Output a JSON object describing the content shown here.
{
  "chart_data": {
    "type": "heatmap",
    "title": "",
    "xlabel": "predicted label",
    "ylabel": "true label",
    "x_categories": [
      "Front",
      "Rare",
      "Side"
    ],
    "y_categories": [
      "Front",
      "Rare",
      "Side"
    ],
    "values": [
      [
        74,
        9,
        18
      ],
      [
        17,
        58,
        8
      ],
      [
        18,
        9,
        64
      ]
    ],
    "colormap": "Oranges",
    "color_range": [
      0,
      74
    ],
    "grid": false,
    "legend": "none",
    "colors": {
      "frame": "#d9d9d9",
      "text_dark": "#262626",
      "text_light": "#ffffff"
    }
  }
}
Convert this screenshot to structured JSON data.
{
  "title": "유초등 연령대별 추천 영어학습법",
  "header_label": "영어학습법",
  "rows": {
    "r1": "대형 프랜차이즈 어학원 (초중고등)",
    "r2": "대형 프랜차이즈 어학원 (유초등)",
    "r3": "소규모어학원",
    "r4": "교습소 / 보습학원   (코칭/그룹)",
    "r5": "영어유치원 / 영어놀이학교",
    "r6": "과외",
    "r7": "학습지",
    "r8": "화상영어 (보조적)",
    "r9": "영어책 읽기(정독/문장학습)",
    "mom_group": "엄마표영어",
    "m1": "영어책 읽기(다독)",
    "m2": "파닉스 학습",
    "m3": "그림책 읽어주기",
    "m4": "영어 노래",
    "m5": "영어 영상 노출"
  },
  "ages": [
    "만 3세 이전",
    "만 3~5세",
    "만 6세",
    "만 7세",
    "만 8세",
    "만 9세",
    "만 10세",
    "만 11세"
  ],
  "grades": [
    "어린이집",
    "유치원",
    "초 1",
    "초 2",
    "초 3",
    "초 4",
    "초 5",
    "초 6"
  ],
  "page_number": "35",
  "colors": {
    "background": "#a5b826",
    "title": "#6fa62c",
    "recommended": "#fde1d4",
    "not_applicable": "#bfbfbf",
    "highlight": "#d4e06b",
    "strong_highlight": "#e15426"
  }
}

.....

WRITTEN REQUEST:
Look through the entries and find each line that has the string "영어학습법". Copy those lines.

RESULT OF THIS TASK:
  "title": "유초등 연령대별 추천 영어학습법",
  "header_label": "영어학습법",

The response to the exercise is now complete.